JOB
Copy all the material below, exactly as it stands.

::: RECORDED INFORMATION

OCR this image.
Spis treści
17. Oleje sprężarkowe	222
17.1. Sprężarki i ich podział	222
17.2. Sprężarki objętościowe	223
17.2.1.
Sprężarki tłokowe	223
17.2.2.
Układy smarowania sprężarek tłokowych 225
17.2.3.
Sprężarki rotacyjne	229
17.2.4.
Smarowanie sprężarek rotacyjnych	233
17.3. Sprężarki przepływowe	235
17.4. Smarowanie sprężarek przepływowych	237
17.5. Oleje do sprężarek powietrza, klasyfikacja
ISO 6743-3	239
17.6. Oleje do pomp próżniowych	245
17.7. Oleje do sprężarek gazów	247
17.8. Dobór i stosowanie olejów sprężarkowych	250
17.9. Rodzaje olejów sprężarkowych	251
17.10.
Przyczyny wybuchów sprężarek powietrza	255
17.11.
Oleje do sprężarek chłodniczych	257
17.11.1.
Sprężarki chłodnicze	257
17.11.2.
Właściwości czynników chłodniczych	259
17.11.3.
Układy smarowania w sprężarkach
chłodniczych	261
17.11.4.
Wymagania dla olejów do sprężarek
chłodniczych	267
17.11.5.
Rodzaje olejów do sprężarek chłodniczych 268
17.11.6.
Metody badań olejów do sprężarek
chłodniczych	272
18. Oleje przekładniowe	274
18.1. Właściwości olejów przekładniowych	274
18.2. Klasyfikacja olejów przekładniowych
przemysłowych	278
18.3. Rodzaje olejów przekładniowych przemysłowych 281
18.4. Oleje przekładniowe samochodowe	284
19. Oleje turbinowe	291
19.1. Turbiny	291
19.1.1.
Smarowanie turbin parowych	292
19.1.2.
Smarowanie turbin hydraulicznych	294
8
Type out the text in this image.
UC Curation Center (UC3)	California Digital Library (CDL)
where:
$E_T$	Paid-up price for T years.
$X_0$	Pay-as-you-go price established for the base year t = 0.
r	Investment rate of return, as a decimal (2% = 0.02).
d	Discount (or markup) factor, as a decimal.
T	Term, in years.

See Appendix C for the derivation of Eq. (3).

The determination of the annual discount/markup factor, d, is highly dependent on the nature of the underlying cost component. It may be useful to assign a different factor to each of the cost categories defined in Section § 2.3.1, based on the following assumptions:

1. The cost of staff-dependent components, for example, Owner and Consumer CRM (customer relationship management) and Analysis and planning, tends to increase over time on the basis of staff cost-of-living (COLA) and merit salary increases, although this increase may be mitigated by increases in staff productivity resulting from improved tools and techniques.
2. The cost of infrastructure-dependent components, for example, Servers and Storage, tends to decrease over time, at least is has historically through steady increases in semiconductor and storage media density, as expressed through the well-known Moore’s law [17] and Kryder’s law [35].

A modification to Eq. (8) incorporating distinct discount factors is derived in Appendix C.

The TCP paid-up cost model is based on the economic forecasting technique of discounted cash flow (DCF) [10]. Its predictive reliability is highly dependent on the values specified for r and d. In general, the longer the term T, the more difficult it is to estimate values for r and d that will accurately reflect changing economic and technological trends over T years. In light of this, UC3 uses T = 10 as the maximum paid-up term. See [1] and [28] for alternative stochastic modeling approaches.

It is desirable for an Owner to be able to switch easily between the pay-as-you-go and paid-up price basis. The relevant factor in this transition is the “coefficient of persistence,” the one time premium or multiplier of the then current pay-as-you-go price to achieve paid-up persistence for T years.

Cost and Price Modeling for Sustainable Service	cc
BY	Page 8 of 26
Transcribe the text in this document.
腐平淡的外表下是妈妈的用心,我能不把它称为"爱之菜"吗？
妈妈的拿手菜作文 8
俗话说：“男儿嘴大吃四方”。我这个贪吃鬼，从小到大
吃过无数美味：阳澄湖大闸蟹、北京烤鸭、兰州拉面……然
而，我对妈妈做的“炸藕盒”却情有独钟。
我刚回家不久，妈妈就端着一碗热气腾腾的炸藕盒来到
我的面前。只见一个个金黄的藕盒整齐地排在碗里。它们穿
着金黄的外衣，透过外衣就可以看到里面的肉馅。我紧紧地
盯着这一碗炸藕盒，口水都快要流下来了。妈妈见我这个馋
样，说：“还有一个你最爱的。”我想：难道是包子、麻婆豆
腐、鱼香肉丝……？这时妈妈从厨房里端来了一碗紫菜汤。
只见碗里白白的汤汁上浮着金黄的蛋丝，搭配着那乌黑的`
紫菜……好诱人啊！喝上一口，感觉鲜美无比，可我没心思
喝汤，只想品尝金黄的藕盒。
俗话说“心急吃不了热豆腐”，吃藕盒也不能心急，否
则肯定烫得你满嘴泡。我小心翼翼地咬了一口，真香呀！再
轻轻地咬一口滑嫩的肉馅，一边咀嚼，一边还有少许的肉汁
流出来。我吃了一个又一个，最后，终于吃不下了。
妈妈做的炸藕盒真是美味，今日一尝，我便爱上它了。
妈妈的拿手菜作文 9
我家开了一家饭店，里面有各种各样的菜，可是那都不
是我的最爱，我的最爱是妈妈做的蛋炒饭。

::::::

TASK ANSWER
OCR this image.
Spis treści
17. Oleje sprężarkowe	222
17.1. Sprężarki i ich podział	222
17.2. Sprężarki objętościowe	223
17.2.1.
Sprężarki tłokowe	223
17.2.2.
Układy smarowania sprężarek tłokowych 225
17.2.3.
Sprężarki rotacyjne	229
17.2.4.
Smarowanie sprężarek rotacyjnych	233
17.3. Sprężarki przepływowe	235
17.4. Smarowanie sprężarek przepływowych	237
17.5. Oleje do sprężarek powietrza, klasyfikacja
ISO 6743-3	239
17.6. Oleje do pomp próżniowych	245
17.7. Oleje do sprężarek gazów	247
17.8. Dobór i stosowanie olejów sprężarkowych	250
17.9. Rodzaje olejów sprężarkowych	251
17.10.
Przyczyny wybuchów sprężarek powietrza	255
17.11.
Oleje do sprężarek chłodniczych	257
17.11.1.
Sprężarki chłodnicze	257
17.11.2.
Właściwości czynników chłodniczych	259
17.11.3.
Układy smarowania w sprężarkach
chłodniczych	261
17.11.4.
Wymagania dla olejów do sprężarek
chłodniczych	267
17.11.5.
Rodzaje olejów do sprężarek chłodniczych 268
17.11.6.
Metody badań olejów do sprężarek
chłodniczych	272
18. Oleje przekładniowe	274
18.1. Właściwości olejów przekładniowych	274
18.2. Klasyfikacja olejów przekładniowych
przemysłowych	278
18.3. Rodzaje olejów przekładniowych przemysłowych 281
18.4. Oleje przekładniowe samochodowe	284
19. Oleje turbinowe	291
19.1. Turbiny	291
19.1.1.
Smarowanie turbin parowych	292
19.1.2.
Smarowanie turbin hydraulicznych	294
8
Type out the text in this image.
UC Curation Center (UC3)	California Digital Library (CDL)
where:
$E_T$	Paid-up price for T years.
$X_0$	Pay-as-you-go price established for the base year t = 0.
r	Investment rate of return, as a decimal (2% = 0.02).
d	Discount (or markup) factor, as a decimal.
T	Term, in years.

See Appendix C for the derivation of Eq. (3).

The determination of the annual discount/markup factor, d, is highly dependent on the nature of the underlying cost component. It may be useful to assign a different factor to each of the cost categories defined in Section § 2.3.1, based on the following assumptions:

1. The cost of staff-dependent components, for example, Owner and Consumer CRM (customer relationship management) and Analysis and planning, tends to increase over time on the basis of staff cost-of-living (COLA) and merit salary increases, although this increase may be mitigated by increases in staff productivity resulting from improved tools and techniques.
2. The cost of infrastructure-dependent components, for example, Servers and Storage, tends to decrease over time, at least is has historically through steady increases in semiconductor and storage media density, as expressed through the well-known Moore’s law [17] and Kryder’s law [35].

A modification to Eq. (8) incorporating distinct discount factors is derived in Appendix C.

The TCP paid-up cost model is based on the economic forecasting technique of discounted cash flow (DCF) [10]. Its predictive reliability is highly dependent on the values specified for r and d. In general, the longer the term T, the more difficult it is to estimate values for r and d that will accurately reflect changing economic and technological trends over T years. In light of this, UC3 uses T = 10 as the maximum paid-up term. See [1] and [28] for alternative stochastic modeling approaches.

It is desirable for an Owner to be able to switch easily between the pay-as-you-go and paid-up price basis. The relevant factor in this transition is the “coefficient of persistence,” the one time premium or multiplier of the then current pay-as-you-go price to achieve paid-up persistence for T years.

Cost and Price Modeling for Sustainable Service	cc
BY	Page 8 of 26
Transcribe the text in this document.
腐平淡的外表下是妈妈的用心,我能不把它称为"爱之菜"吗？
妈妈的拿手菜作文 8
俗话说：“男儿嘴大吃四方”。我这个贪吃鬼，从小到大
吃过无数美味：阳澄湖大闸蟹、北京烤鸭、兰州拉面……然
而，我对妈妈做的“炸藕盒”却情有独钟。
我刚回家不久，妈妈就端着一碗热气腾腾的炸藕盒来到
我的面前。只见一个个金黄的藕盒整齐地排在碗里。它们穿
着金黄的外衣，透过外衣就可以看到里面的肉馅。我紧紧地
盯着这一碗炸藕盒，口水都快要流下来了。妈妈见我这个馋
样，说：“还有一个你最爱的。”我想：难道是包子、麻婆豆
腐、鱼香肉丝……？这时妈妈从厨房里端来了一碗紫菜汤。
只见碗里白白的汤汁上浮着金黄的蛋丝，搭配着那乌黑的`
紫菜……好诱人啊！喝上一口，感觉鲜美无比，可我没心思
喝汤，只想品尝金黄的藕盒。
俗话说“心急吃不了热豆腐”，吃藕盒也不能心急，否
则肯定烫得你满嘴泡。我小心翼翼地咬了一口，真香呀！再
轻轻地咬一口滑嫩的肉馅，一边咀嚼，一边还有少许的肉汁
流出来。我吃了一个又一个，最后，终于吃不下了。
妈妈做的炸藕盒真是美味，今日一尝，我便爱上它了。
妈妈的拿手菜作文 9
我家开了一家饭店，里面有各种各样的菜，可是那都不
是我的最爱，我的最爱是妈妈做的蛋炒饭。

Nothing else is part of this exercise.